## Directions
Retype the lines of the material below word for word, from the line containing "svg-text:0: 0 (127, 434, 141, 464)" through the end of the material, both ends included.

## Information shown
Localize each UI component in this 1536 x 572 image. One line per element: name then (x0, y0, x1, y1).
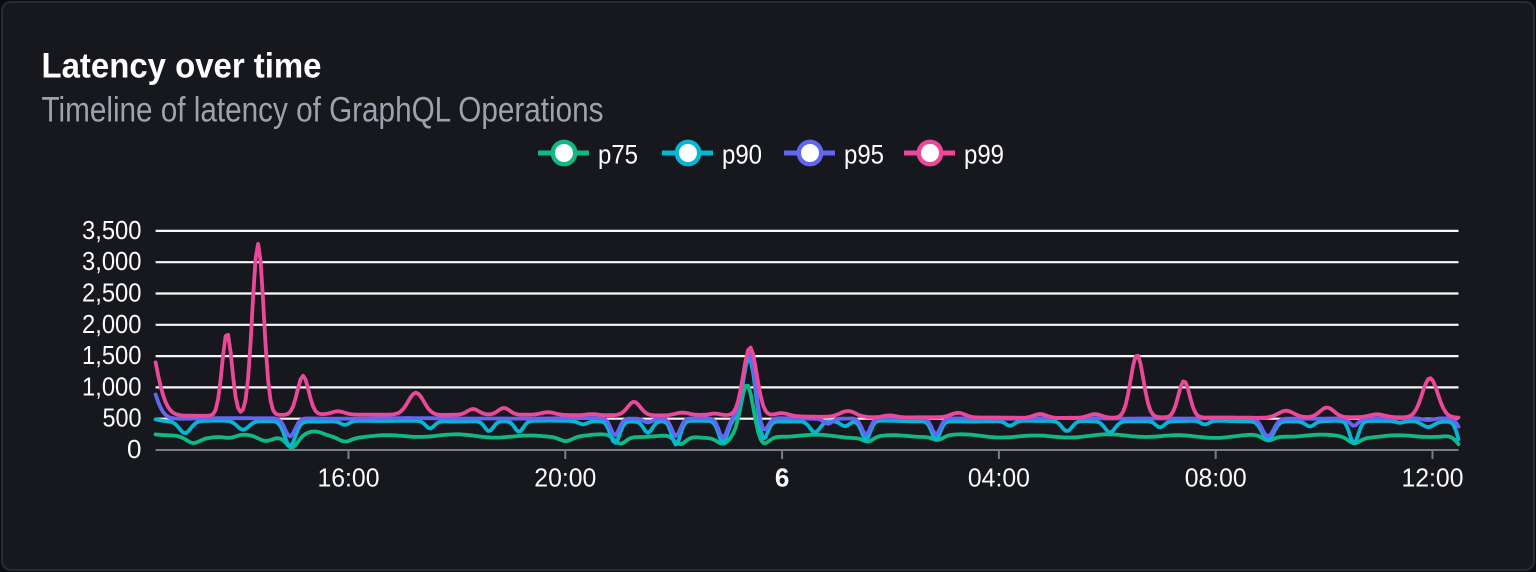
svg-text:0: 0 (127, 434, 141, 464)
svg-text:04:00: 04:00 (968, 463, 1030, 493)
svg-text:16:00: 16:00 (318, 463, 380, 493)
svg-text:6: 6 (775, 463, 789, 493)
svg-text:p75: p75 (598, 139, 638, 169)
svg-text:500: 500 (103, 403, 142, 433)
svg-text:1,000: 1,000 (82, 371, 142, 401)
svg-text:Timeline of latency of GraphQL: Timeline of latency of GraphQL Operation… (42, 90, 604, 129)
svg-text:20:00: 20:00 (534, 463, 596, 493)
svg-text:08:00: 08:00 (1185, 463, 1247, 493)
svg-text:3,500: 3,500 (82, 215, 142, 245)
svg-text:p99: p99 (964, 139, 1004, 169)
svg-text:12:00: 12:00 (1402, 463, 1464, 493)
svg-text:p90: p90 (722, 139, 762, 169)
svg-text:3,000: 3,000 (82, 246, 142, 276)
svg-text:2,500: 2,500 (82, 278, 142, 308)
svg-text:2,000: 2,000 (82, 309, 142, 339)
svg-text:p95: p95 (844, 139, 884, 169)
svg-text:1,500: 1,500 (82, 340, 142, 370)
svg-text:Latency over time: Latency over time (42, 47, 322, 86)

## Exercise solution
svg-text:0: 0 (127, 434, 141, 464)
svg-text:04:00: 04:00 (968, 463, 1030, 493)
svg-text:16:00: 16:00 (318, 463, 380, 493)
svg-text:6: 6 (775, 463, 789, 493)
svg-text:p75: p75 (598, 139, 638, 169)
svg-text:500: 500 (103, 403, 142, 433)
svg-text:1,000: 1,000 (82, 371, 142, 401)
svg-text:Timeline of latency of GraphQL: Timeline of latency of GraphQL Operation… (42, 90, 604, 129)
svg-text:20:00: 20:00 (534, 463, 596, 493)
svg-text:08:00: 08:00 (1185, 463, 1247, 493)
svg-text:3,500: 3,500 (82, 215, 142, 245)
svg-text:p99: p99 (964, 139, 1004, 169)
svg-text:12:00: 12:00 (1402, 463, 1464, 493)
svg-text:p90: p90 (722, 139, 762, 169)
svg-text:3,000: 3,000 (82, 246, 142, 276)
svg-text:2,500: 2,500 (82, 278, 142, 308)
svg-text:2,000: 2,000 (82, 309, 142, 339)
svg-text:p95: p95 (844, 139, 884, 169)
svg-text:1,500: 1,500 (82, 340, 142, 370)
svg-text:Latency over time: Latency over time (42, 47, 322, 86)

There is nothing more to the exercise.